AIM OF THE TASK: Write out the records again, exactly, leaving none out.

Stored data
start
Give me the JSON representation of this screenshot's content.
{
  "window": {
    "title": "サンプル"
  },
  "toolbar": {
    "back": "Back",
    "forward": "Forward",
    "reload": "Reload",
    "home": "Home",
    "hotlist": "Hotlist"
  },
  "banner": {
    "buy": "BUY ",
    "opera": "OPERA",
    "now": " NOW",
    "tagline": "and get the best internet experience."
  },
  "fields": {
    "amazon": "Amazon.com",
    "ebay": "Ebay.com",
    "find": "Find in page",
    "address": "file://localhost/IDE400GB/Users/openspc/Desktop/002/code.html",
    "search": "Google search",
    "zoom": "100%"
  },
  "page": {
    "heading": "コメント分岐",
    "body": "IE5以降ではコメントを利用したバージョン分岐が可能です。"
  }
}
end
OUTPUT FOR THIS TASK:
Give me the JSON representation of this screenshot's content.
{
  "window": {
    "title": "サンプル"
  },
  "toolbar": {
    "back": "Back",
    "forward": "Forward",
    "reload": "Reload",
    "home": "Home",
    "hotlist": "Hotlist"
  },
  "banner": {
    "buy": "BUY ",
    "opera": "OPERA",
    "now": " NOW",
    "tagline": "and get the best internet experience."
  },
  "fields": {
    "amazon": "Amazon.com",
    "ebay": "Ebay.com",
    "find": "Find in page",
    "address": "file://localhost/IDE400GB/Users/openspc/Desktop/002/code.html",
    "search": "Google search",
    "zoom": "100%"
  },
  "page": {
    "heading": "コメント分岐",
    "body": "IE5以降ではコメントを利用したバージョン分岐が可能です。"
  }
}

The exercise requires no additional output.